__Task statement__: Give the records back in full, exactly as they read.

══════

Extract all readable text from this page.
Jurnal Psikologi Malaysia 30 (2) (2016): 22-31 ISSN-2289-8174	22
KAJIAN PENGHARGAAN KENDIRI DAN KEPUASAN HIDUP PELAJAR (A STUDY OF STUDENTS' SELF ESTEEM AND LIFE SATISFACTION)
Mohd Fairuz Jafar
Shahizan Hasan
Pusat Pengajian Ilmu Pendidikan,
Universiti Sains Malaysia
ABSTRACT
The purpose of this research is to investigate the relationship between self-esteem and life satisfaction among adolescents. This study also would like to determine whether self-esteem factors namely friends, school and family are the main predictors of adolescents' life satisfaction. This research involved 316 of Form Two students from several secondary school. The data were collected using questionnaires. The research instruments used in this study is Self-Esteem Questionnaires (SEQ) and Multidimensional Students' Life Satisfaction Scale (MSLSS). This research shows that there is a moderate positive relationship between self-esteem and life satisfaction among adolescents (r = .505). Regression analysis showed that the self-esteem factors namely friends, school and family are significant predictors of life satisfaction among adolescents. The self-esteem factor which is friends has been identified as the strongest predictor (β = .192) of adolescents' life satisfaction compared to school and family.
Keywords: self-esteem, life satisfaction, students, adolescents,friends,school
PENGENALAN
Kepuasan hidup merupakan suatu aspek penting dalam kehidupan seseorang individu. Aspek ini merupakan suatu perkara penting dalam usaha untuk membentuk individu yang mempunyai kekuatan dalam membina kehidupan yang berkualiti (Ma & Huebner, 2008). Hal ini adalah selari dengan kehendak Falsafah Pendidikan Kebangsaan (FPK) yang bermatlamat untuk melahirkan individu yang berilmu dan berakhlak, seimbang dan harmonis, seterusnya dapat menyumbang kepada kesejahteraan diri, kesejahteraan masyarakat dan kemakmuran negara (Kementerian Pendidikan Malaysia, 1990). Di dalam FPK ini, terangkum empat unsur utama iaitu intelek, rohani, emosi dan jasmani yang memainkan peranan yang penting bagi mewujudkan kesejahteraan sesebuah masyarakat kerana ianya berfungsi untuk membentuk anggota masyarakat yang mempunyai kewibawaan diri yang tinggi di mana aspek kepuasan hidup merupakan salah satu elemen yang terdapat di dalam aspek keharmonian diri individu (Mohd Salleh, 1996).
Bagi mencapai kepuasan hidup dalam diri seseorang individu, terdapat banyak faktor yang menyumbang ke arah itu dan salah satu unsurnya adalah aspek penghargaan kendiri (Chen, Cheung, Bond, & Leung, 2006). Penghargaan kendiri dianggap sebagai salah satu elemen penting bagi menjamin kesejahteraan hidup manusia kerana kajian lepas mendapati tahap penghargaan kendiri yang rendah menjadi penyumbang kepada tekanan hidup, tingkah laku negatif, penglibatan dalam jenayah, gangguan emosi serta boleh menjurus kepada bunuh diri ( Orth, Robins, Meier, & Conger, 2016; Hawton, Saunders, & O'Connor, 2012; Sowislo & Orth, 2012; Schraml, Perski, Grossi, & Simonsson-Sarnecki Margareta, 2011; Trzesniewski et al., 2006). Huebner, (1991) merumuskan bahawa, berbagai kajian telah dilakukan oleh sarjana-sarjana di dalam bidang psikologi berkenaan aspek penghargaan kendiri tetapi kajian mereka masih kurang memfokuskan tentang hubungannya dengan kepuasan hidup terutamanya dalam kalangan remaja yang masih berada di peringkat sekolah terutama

══════

__Reply to the exercise__:
Extract all readable text from this page.
Jurnal Psikologi Malaysia 30 (2) (2016): 22-31 ISSN-2289-8174	22
KAJIAN PENGHARGAAN KENDIRI DAN KEPUASAN HIDUP PELAJAR (A STUDY OF STUDENTS' SELF ESTEEM AND LIFE SATISFACTION)
Mohd Fairuz Jafar
Shahizan Hasan
Pusat Pengajian Ilmu Pendidikan,
Universiti Sains Malaysia
ABSTRACT
The purpose of this research is to investigate the relationship between self-esteem and life satisfaction among adolescents. This study also would like to determine whether self-esteem factors namely friends, school and family are the main predictors of adolescents' life satisfaction. This research involved 316 of Form Two students from several secondary school. The data were collected using questionnaires. The research instruments used in this study is Self-Esteem Questionnaires (SEQ) and Multidimensional Students' Life Satisfaction Scale (MSLSS). This research shows that there is a moderate positive relationship between self-esteem and life satisfaction among adolescents (r = .505). Regression analysis showed that the self-esteem factors namely friends, school and family are significant predictors of life satisfaction among adolescents. The self-esteem factor which is friends has been identified as the strongest predictor (β = .192) of adolescents' life satisfaction compared to school and family.
Keywords: self-esteem, life satisfaction, students, adolescents,friends,school
PENGENALAN
Kepuasan hidup merupakan suatu aspek penting dalam kehidupan seseorang individu. Aspek ini merupakan suatu perkara penting dalam usaha untuk membentuk individu yang mempunyai kekuatan dalam membina kehidupan yang berkualiti (Ma & Huebner, 2008). Hal ini adalah selari dengan kehendak Falsafah Pendidikan Kebangsaan (FPK) yang bermatlamat untuk melahirkan individu yang berilmu dan berakhlak, seimbang dan harmonis, seterusnya dapat menyumbang kepada kesejahteraan diri, kesejahteraan masyarakat dan kemakmuran negara (Kementerian Pendidikan Malaysia, 1990). Di dalam FPK ini, terangkum empat unsur utama iaitu intelek, rohani, emosi dan jasmani yang memainkan peranan yang penting bagi mewujudkan kesejahteraan sesebuah masyarakat kerana ianya berfungsi untuk membentuk anggota masyarakat yang mempunyai kewibawaan diri yang tinggi di mana aspek kepuasan hidup merupakan salah satu elemen yang terdapat di dalam aspek keharmonian diri individu (Mohd Salleh, 1996).
Bagi mencapai kepuasan hidup dalam diri seseorang individu, terdapat banyak faktor yang menyumbang ke arah itu dan salah satu unsurnya adalah aspek penghargaan kendiri (Chen, Cheung, Bond, & Leung, 2006). Penghargaan kendiri dianggap sebagai salah satu elemen penting bagi menjamin kesejahteraan hidup manusia kerana kajian lepas mendapati tahap penghargaan kendiri yang rendah menjadi penyumbang kepada tekanan hidup, tingkah laku negatif, penglibatan dalam jenayah, gangguan emosi serta boleh menjurus kepada bunuh diri ( Orth, Robins, Meier, & Conger, 2016; Hawton, Saunders, & O'Connor, 2012; Sowislo & Orth, 2012; Schraml, Perski, Grossi, & Simonsson-Sarnecki Margareta, 2011; Trzesniewski et al., 2006). Huebner, (1991) merumuskan bahawa, berbagai kajian telah dilakukan oleh sarjana-sarjana di dalam bidang psikologi berkenaan aspek penghargaan kendiri tetapi kajian mereka masih kurang memfokuskan tentang hubungannya dengan kepuasan hidup terutamanya dalam kalangan remaja yang masih berada di peringkat sekolah terutama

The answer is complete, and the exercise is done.